What this task involves:
Wherever "shall" appears in a line, list that line.

[Collection entries]

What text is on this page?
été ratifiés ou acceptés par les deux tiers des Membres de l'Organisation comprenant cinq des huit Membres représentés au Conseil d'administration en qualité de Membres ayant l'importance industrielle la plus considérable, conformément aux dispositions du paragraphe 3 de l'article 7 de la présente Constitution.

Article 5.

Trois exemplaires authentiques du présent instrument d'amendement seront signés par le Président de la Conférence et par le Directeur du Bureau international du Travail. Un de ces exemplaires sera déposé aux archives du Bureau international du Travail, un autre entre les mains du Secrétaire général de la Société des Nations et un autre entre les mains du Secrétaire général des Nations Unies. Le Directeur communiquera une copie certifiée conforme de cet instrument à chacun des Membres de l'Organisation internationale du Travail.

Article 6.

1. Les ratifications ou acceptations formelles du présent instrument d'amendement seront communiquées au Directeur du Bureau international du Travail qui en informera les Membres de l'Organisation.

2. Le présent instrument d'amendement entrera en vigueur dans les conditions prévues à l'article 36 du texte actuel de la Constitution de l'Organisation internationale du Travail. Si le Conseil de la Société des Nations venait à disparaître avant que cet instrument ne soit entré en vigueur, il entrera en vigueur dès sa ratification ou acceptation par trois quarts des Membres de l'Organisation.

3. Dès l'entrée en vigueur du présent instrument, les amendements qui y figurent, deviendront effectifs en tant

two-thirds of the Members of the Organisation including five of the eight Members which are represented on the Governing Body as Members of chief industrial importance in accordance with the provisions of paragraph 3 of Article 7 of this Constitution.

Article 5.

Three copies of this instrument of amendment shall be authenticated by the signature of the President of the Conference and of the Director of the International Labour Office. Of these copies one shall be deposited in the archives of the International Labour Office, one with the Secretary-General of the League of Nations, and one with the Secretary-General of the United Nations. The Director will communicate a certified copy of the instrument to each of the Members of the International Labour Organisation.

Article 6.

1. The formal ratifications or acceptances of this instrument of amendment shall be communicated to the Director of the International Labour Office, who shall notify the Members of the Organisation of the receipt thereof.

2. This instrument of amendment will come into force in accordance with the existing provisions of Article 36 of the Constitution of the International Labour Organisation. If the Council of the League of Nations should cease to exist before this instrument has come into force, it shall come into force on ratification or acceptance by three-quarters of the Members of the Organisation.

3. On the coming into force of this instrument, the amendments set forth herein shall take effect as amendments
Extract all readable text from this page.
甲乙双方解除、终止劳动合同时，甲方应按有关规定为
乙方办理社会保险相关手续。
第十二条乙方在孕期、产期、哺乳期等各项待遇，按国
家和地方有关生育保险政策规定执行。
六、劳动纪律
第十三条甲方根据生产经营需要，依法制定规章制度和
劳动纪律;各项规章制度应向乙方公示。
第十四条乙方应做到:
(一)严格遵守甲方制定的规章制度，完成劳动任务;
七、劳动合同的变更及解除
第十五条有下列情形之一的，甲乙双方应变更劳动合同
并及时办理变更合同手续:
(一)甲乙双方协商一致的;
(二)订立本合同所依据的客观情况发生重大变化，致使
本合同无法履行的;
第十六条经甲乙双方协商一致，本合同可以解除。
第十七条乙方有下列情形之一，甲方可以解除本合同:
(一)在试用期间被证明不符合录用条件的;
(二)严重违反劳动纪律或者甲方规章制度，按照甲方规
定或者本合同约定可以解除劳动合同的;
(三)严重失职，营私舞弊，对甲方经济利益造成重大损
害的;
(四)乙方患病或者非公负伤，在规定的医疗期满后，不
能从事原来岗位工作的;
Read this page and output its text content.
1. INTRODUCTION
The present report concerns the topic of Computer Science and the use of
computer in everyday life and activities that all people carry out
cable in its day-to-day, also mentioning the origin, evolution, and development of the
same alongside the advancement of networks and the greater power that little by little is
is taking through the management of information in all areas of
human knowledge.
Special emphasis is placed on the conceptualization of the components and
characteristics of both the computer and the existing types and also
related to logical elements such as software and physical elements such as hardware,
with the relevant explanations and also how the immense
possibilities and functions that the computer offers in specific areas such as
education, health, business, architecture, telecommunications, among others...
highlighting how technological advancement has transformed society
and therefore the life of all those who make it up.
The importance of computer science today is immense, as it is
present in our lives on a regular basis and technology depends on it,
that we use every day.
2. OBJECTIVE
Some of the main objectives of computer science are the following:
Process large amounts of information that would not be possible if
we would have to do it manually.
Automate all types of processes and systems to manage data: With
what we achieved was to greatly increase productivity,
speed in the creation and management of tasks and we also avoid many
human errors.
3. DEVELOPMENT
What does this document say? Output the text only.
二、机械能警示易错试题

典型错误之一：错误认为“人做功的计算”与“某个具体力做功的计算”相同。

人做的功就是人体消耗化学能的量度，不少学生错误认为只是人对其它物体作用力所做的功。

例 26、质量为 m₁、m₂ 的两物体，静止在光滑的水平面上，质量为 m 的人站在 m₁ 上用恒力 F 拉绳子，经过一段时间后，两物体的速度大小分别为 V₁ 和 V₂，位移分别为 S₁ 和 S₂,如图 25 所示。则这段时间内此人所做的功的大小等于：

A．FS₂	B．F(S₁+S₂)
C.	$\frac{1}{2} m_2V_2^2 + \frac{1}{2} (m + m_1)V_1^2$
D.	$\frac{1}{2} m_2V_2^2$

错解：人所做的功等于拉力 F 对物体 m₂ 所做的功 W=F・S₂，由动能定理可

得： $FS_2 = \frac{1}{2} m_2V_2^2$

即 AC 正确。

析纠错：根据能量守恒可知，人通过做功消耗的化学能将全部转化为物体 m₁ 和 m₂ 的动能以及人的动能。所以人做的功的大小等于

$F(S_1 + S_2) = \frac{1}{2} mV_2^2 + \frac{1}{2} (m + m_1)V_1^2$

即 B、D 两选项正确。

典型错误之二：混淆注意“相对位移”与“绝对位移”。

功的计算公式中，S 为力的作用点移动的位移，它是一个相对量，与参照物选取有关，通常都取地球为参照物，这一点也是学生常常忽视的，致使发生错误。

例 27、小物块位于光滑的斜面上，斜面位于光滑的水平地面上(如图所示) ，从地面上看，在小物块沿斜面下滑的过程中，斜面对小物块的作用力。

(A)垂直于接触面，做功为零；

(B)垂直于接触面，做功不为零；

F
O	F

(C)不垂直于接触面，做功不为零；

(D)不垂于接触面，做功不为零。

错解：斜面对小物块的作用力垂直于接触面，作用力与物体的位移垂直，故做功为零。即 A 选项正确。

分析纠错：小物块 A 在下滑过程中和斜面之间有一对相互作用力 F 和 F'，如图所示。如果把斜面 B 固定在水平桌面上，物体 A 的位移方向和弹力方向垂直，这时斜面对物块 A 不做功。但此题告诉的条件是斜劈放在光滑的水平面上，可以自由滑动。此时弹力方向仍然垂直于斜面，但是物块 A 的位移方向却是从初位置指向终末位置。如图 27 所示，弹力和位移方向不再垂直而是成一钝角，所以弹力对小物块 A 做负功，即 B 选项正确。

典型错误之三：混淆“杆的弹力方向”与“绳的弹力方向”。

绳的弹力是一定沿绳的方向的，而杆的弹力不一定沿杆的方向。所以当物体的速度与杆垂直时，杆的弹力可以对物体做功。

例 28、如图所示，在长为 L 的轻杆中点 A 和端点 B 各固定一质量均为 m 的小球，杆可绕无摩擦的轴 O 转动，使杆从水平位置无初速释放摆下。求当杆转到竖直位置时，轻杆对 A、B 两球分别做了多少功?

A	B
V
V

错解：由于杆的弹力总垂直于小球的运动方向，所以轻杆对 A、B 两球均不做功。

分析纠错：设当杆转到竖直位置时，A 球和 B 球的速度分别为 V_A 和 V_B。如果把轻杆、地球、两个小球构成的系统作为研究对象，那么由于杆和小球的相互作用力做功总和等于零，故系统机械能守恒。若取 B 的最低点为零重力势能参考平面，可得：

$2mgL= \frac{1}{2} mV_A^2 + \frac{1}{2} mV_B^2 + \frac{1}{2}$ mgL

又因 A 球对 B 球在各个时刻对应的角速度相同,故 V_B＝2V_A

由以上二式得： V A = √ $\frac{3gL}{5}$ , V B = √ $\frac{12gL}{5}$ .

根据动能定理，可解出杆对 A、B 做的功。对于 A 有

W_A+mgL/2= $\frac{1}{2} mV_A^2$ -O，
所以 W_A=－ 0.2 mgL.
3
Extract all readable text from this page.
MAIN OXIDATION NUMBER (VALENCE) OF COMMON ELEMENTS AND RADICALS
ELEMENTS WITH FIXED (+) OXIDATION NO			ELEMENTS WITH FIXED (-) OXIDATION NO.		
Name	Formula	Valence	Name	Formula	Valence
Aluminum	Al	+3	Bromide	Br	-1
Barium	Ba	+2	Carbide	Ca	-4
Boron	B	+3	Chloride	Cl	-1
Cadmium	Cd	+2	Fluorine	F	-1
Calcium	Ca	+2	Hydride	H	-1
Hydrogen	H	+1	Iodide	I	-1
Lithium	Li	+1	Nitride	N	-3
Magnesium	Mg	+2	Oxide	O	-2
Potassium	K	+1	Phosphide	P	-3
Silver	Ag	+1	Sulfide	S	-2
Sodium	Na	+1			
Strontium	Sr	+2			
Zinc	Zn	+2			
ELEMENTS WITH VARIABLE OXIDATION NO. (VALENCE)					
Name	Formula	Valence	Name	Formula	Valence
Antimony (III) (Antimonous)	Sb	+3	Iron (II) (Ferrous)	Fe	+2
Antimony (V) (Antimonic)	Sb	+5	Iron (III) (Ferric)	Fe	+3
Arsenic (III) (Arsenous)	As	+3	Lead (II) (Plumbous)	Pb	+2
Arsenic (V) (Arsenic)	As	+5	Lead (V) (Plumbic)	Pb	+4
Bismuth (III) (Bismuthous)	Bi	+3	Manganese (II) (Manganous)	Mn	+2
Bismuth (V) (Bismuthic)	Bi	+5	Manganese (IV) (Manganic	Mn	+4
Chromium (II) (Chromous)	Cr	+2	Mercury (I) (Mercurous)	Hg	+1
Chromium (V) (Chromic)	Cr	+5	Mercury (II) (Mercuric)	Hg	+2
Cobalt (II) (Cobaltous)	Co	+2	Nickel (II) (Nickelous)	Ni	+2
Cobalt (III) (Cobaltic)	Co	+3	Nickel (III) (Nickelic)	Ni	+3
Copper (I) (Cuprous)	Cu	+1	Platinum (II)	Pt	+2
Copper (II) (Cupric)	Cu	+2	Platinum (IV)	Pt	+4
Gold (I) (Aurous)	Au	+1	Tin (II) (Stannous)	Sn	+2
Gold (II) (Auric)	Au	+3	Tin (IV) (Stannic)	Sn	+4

Completed exercise:
Three copies of this instrument of amendment shall be authenticated by the signature of the President of the Conference and of the Director of the International Labour Office. Of these copies one shall be deposited in the archives of the International Labour Office, one with the Secretary-General of the League of Nations, and one with the Secretary-General of the United Nations. The Director will communicate a certified copy of the instrument to each of the Members of the International Labour Organisation.
1. The formal ratifications or acceptances of this instrument of amendment shall be communicated to the Director of the International Labour Office, who shall notify the Members of the Organisation of the receipt thereof.
2. This instrument of amendment will come into force in accordance with the existing provisions of Article 36 of the Constitution of the International Labour Organisation. If the Council of the League of Nations should cease to exist before this instrument has come into force, it shall come into force on ratification or acceptance by three-quarters of the Members of the Organisation.
3. On the coming into force of this instrument, the amendments set forth herein shall take effect as amendments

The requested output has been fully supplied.